#### REQUIREMENTS
Repeat the records below word for word, from the line containing "List each element" through the line containing "data-label-2016: 12.79 — [143, 385, 187, 401]", including both of those lines.

— begin DATA PROVIDED —

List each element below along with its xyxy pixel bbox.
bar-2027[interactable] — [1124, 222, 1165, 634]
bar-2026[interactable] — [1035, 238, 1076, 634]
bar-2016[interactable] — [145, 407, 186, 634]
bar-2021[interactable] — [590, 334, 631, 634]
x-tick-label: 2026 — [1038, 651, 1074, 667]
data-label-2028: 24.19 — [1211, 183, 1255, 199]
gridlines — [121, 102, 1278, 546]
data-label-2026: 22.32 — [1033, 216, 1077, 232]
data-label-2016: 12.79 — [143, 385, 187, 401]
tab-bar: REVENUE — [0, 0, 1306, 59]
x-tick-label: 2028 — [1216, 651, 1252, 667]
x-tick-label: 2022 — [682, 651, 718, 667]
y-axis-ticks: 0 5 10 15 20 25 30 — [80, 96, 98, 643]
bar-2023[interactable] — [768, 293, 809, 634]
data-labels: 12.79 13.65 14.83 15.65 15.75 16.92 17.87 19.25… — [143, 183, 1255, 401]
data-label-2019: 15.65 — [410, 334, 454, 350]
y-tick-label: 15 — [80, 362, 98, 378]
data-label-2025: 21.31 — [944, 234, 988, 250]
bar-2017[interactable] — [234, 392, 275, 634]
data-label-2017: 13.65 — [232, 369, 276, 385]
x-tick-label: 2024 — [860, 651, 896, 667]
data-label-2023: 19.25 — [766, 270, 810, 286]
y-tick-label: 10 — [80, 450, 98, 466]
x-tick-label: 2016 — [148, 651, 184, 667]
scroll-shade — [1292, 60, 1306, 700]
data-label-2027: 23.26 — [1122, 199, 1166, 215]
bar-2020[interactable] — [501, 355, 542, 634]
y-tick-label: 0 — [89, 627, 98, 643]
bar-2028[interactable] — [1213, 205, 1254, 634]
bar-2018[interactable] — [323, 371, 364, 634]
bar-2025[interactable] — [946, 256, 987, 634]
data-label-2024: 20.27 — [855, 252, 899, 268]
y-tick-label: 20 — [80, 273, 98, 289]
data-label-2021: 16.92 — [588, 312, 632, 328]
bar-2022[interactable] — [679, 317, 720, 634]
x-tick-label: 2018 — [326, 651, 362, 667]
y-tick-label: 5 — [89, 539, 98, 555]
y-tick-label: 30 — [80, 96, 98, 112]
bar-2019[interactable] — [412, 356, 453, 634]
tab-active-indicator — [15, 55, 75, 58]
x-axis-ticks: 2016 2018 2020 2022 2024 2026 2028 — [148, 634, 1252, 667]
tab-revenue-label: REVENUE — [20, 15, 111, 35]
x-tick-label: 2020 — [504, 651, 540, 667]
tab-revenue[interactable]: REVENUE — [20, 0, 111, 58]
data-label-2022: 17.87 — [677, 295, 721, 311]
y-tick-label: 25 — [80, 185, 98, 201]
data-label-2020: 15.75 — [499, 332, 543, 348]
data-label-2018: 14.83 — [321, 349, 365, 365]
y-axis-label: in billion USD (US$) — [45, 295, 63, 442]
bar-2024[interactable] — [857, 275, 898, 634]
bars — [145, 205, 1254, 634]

— end DATA PROVIDED —
— begin DATA PROVIDED —

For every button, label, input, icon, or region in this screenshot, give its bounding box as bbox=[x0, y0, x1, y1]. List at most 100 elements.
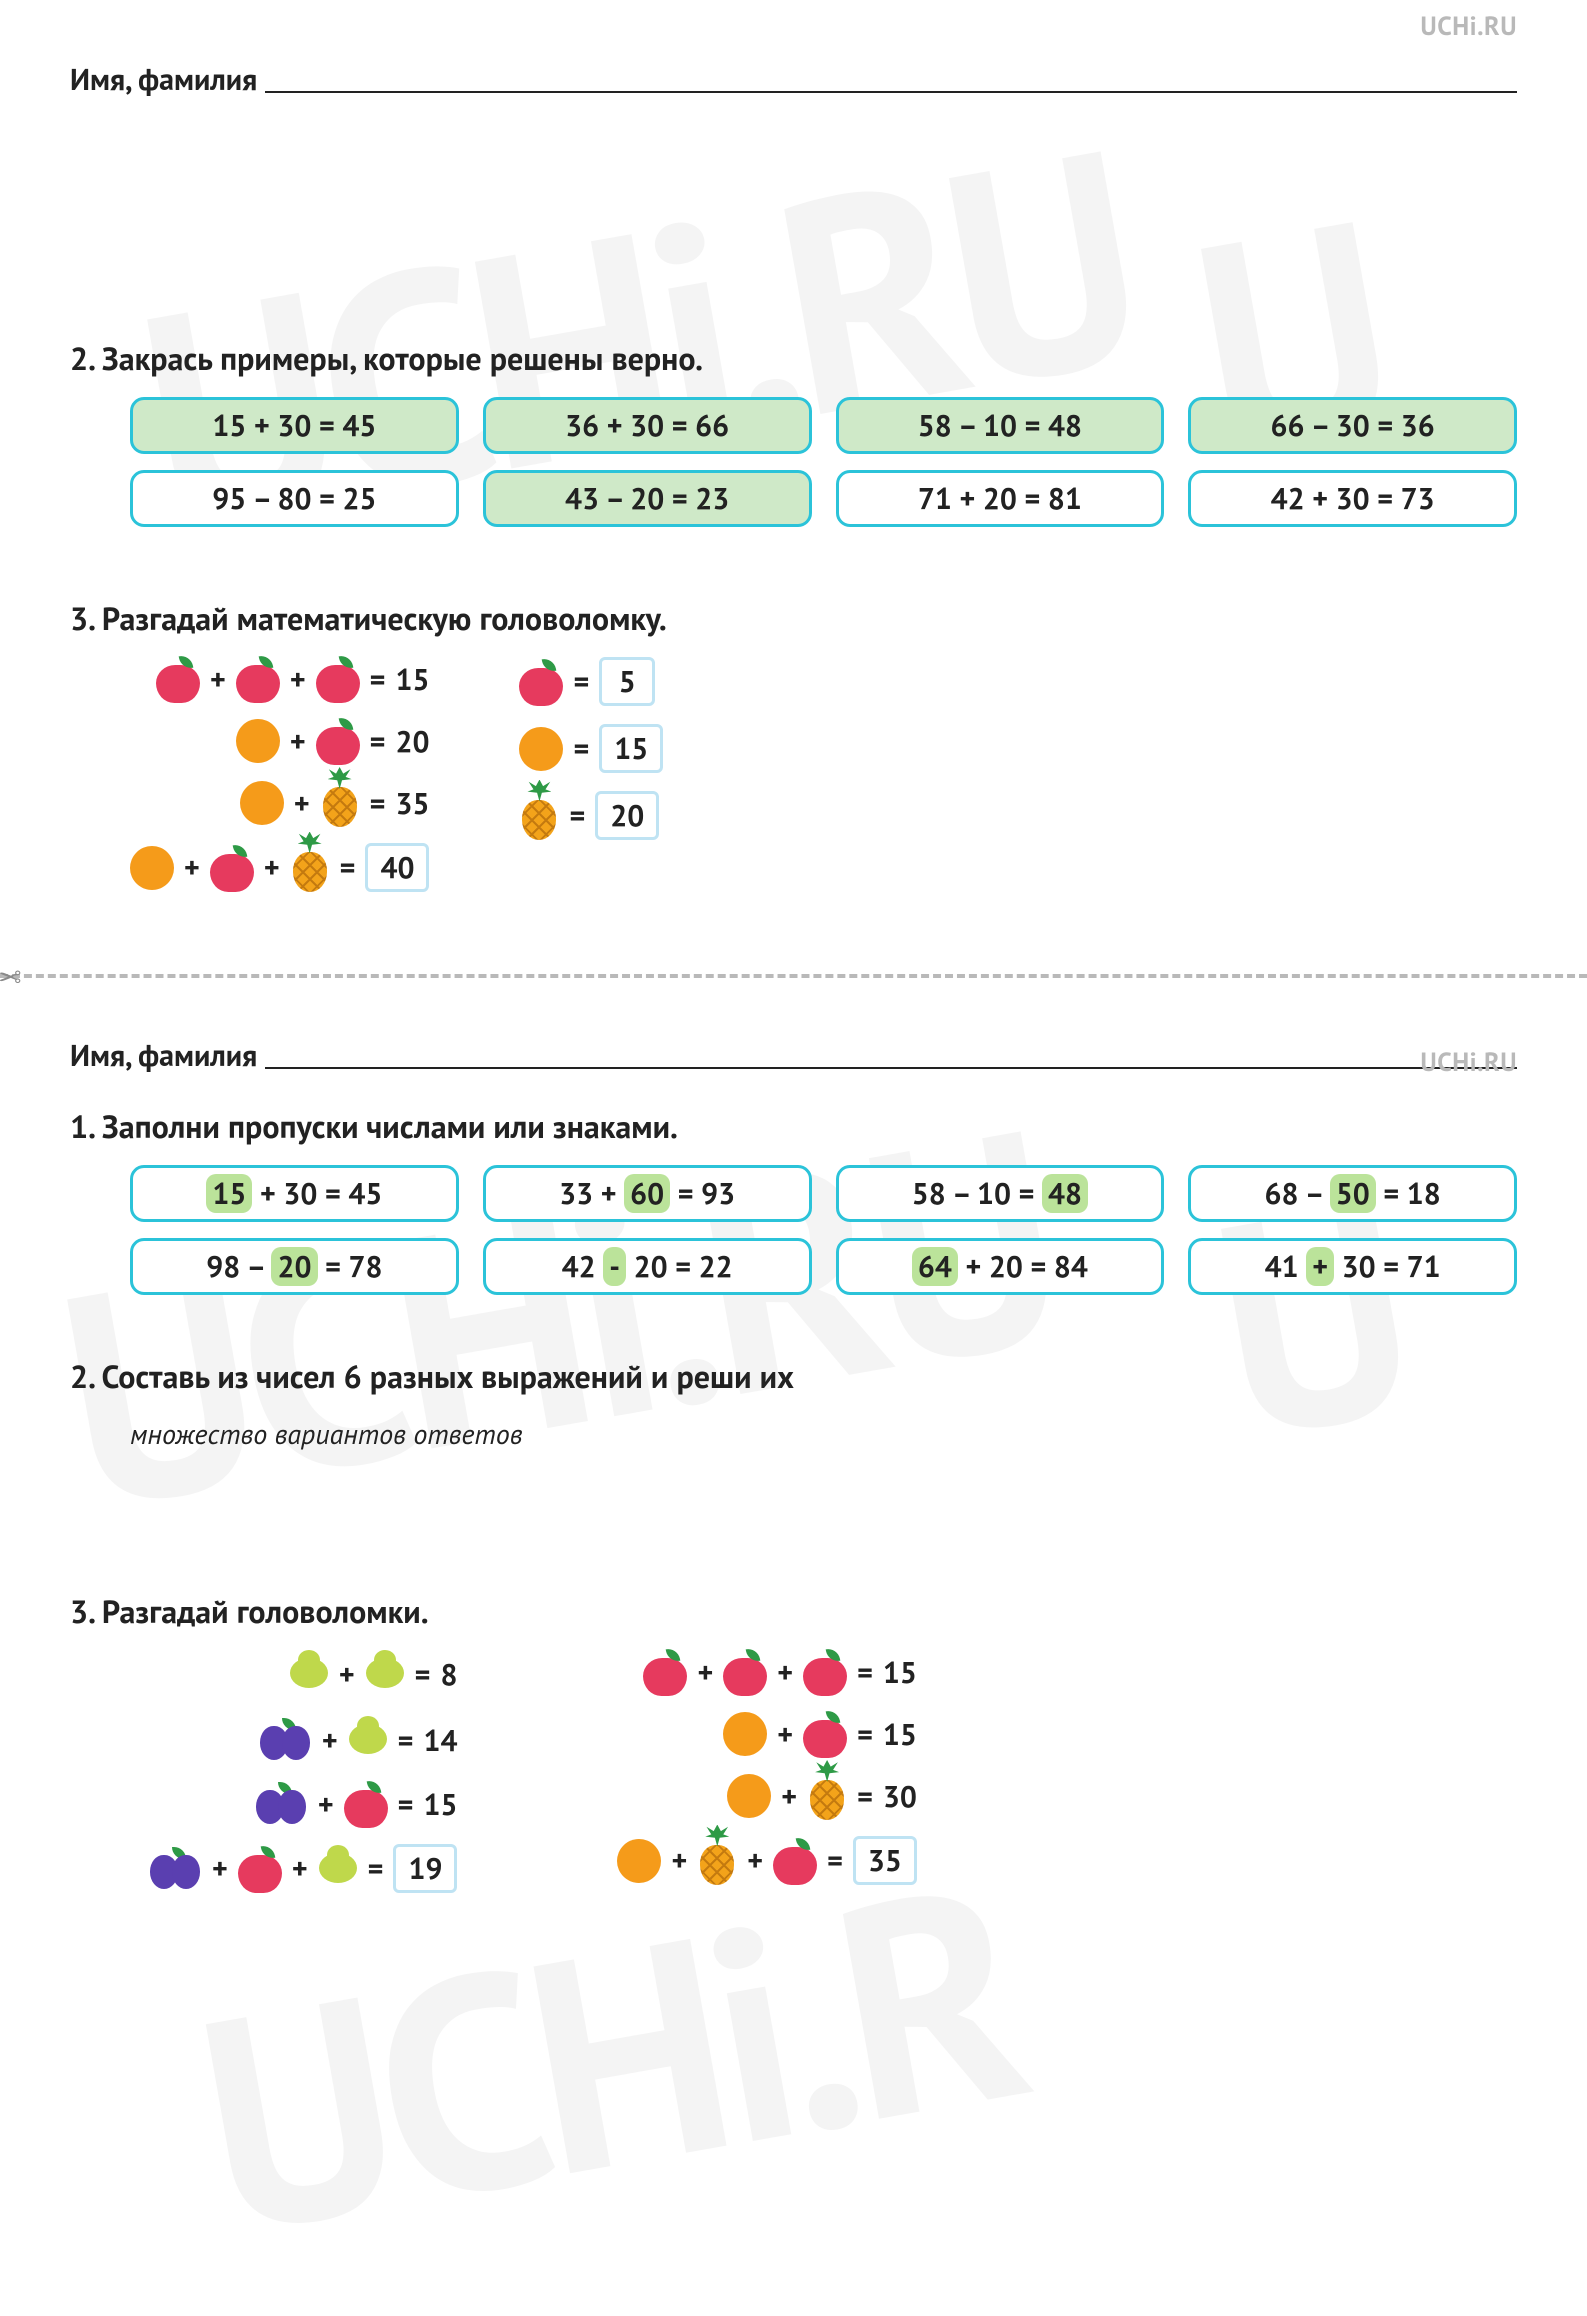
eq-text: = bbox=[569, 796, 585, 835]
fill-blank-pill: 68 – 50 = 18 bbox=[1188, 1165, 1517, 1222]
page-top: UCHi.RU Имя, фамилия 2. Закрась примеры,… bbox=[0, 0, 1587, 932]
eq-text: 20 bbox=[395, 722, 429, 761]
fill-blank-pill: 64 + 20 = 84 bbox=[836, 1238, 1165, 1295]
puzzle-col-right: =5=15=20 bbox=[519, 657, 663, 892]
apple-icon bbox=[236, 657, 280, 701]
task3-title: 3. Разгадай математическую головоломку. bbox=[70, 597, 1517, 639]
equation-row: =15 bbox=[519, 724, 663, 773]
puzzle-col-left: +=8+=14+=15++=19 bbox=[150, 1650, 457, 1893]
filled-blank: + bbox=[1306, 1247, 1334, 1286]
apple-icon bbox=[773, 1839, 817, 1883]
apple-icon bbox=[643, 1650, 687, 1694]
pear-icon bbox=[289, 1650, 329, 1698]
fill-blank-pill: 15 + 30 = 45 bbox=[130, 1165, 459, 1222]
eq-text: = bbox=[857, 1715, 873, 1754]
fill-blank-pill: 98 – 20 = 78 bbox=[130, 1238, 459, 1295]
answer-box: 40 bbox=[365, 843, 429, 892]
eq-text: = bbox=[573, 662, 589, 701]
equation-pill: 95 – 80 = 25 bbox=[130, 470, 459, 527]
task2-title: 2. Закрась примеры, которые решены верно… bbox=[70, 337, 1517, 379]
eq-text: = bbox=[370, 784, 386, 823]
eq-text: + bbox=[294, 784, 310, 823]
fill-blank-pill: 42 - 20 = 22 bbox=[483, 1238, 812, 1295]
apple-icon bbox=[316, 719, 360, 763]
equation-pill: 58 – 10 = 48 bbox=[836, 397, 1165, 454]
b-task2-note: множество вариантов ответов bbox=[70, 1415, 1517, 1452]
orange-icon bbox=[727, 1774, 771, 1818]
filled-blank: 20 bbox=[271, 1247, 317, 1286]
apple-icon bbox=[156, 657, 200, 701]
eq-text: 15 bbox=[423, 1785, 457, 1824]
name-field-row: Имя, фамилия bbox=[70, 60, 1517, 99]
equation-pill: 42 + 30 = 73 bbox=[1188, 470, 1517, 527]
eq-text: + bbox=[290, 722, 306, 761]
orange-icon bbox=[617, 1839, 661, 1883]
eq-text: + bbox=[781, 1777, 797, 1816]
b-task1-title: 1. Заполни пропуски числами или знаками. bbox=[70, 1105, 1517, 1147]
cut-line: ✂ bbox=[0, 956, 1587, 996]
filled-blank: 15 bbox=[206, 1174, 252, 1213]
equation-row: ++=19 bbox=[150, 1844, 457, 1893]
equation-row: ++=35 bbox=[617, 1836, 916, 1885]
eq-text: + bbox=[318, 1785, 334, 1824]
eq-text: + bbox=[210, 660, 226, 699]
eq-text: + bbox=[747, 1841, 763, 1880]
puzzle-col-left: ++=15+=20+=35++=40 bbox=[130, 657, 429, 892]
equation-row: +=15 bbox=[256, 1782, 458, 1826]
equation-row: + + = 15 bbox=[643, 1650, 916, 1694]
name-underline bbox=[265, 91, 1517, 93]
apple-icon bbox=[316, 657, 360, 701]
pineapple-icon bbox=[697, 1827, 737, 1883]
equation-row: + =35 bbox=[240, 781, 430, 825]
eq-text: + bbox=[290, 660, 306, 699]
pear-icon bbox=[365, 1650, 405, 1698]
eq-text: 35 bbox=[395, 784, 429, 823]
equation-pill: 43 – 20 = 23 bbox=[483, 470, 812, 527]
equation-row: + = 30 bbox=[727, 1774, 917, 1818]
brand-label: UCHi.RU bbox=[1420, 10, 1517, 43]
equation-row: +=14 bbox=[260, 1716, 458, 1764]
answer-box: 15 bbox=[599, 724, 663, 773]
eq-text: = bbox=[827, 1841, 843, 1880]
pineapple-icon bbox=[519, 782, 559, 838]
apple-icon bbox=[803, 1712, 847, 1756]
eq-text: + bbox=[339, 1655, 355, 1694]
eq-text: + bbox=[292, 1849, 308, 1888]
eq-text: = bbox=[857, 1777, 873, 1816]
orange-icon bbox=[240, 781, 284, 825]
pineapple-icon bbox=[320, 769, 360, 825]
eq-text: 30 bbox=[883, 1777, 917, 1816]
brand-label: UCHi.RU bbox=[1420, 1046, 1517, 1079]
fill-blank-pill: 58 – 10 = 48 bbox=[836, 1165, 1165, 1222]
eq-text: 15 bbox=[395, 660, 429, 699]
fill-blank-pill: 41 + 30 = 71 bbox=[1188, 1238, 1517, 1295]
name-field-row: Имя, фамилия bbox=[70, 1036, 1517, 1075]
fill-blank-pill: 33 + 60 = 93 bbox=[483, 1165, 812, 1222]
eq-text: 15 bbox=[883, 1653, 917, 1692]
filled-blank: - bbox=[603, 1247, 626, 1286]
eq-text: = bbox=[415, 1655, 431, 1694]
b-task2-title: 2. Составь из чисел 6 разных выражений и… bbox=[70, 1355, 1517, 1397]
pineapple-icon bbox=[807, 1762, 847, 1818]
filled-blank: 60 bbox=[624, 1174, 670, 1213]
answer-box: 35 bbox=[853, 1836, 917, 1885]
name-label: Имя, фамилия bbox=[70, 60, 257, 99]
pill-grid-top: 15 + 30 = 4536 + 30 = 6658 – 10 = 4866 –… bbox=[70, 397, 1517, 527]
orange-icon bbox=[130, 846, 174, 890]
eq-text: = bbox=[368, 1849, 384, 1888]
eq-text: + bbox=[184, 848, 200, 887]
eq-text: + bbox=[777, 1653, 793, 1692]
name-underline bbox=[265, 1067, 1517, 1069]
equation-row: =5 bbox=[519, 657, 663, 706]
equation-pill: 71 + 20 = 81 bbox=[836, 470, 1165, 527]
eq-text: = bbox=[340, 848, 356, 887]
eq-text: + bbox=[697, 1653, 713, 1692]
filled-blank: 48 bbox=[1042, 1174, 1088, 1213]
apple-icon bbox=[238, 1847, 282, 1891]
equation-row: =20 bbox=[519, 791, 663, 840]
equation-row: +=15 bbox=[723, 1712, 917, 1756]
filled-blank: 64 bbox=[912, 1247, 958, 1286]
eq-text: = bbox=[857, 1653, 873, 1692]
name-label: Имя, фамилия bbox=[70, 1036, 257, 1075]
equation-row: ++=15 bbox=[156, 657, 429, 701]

— end DATA PROVIDED —

#### ANSWER TO THE PROBLEM
List each element below along with its xyxy pixel bbox.
bar-2027[interactable] — [1124, 222, 1165, 634]
bar-2026[interactable] — [1035, 238, 1076, 634]
bar-2016[interactable] — [145, 407, 186, 634]
bar-2021[interactable] — [590, 334, 631, 634]
x-tick-label: 2026 — [1038, 651, 1074, 667]
data-label-2028: 24.19 — [1211, 183, 1255, 199]
gridlines — [121, 102, 1278, 546]
data-label-2026: 22.32 — [1033, 216, 1077, 232]
data-label-2016: 12.79 — [143, 385, 187, 401]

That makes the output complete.